Exercise
Write out the material below word for word, from its first line through the line containing "fastener-table [2121,669,2492,1032]", with both of those lines included.

***

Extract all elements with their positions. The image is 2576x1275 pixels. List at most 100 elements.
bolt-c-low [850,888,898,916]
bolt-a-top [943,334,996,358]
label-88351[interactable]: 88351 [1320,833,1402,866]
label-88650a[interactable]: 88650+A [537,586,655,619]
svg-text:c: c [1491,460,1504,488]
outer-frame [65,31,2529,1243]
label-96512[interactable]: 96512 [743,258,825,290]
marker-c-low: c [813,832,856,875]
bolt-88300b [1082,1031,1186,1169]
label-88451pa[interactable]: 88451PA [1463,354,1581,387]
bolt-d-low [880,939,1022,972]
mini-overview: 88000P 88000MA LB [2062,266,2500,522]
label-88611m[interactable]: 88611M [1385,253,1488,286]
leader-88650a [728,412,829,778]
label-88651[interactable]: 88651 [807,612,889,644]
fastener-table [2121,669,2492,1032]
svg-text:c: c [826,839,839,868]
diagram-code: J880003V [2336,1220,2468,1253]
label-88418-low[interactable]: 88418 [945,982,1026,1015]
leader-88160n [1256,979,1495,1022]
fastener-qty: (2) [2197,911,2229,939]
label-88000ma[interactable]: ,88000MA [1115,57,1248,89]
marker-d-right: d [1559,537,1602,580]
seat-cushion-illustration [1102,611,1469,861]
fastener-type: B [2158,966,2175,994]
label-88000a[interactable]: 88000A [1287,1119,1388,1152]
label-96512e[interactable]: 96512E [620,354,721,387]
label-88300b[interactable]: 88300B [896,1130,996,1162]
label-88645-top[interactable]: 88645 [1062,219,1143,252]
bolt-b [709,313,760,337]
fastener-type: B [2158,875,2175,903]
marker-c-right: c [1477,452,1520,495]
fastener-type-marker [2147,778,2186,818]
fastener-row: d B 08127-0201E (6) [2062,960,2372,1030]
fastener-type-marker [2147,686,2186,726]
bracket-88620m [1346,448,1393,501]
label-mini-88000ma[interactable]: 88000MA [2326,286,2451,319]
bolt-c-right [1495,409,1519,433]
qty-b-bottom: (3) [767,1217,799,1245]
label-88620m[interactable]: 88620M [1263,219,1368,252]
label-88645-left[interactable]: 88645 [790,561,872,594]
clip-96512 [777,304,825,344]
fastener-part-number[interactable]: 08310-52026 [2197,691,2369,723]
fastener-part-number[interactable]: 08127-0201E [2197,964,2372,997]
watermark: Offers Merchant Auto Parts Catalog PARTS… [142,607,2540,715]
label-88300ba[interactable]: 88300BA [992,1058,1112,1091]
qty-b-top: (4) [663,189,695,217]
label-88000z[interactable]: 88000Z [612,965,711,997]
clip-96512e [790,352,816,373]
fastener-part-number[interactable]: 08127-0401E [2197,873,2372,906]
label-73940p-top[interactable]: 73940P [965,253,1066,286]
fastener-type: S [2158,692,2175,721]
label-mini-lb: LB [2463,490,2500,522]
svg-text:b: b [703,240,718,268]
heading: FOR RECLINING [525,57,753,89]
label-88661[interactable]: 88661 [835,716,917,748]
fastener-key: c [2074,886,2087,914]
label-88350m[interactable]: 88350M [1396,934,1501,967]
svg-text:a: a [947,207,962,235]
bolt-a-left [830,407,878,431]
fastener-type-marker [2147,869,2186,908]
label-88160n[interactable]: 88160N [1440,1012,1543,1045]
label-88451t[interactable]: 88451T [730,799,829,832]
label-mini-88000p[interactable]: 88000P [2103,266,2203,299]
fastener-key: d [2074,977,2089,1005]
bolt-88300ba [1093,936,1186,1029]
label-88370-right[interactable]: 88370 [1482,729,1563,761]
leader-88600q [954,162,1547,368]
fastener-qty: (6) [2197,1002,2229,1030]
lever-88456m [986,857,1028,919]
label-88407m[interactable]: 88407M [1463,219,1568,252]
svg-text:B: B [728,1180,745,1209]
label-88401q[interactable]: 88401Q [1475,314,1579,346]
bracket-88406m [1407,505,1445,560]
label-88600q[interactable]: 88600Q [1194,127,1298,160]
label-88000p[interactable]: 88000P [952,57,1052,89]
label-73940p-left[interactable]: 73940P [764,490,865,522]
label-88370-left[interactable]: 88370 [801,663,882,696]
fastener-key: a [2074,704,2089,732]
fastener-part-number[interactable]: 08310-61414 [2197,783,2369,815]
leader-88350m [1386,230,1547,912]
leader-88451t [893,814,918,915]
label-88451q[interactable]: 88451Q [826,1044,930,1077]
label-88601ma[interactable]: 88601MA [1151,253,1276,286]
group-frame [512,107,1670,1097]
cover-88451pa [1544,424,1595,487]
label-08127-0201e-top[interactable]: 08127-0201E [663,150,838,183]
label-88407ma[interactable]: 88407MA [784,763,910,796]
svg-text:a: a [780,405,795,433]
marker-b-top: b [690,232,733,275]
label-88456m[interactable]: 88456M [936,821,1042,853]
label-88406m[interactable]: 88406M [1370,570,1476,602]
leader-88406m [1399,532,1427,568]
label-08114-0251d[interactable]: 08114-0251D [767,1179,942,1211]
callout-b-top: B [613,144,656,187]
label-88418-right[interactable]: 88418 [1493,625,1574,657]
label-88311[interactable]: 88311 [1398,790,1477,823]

***

Correct response
Extract all elements with their positions. The image is 2576x1275 pixels. List at most 100 elements.
bolt-c-low [850,888,898,916]
bolt-a-top [943,334,996,358]
label-88351[interactable]: 88351 [1320,833,1402,866]
label-88650a[interactable]: 88650+A [537,586,655,619]
svg-text:c: c [1491,460,1504,488]
outer-frame [65,31,2529,1243]
label-96512[interactable]: 96512 [743,258,825,290]
marker-c-low: c [813,832,856,875]
bolt-88300b [1082,1031,1186,1169]
label-88451pa[interactable]: 88451PA [1463,354,1581,387]
bolt-d-low [880,939,1022,972]
mini-overview: 88000P 88000MA LB [2062,266,2500,522]
label-88611m[interactable]: 88611M [1385,253,1488,286]
leader-88650a [728,412,829,778]
label-88651[interactable]: 88651 [807,612,889,644]
fastener-table [2121,669,2492,1032]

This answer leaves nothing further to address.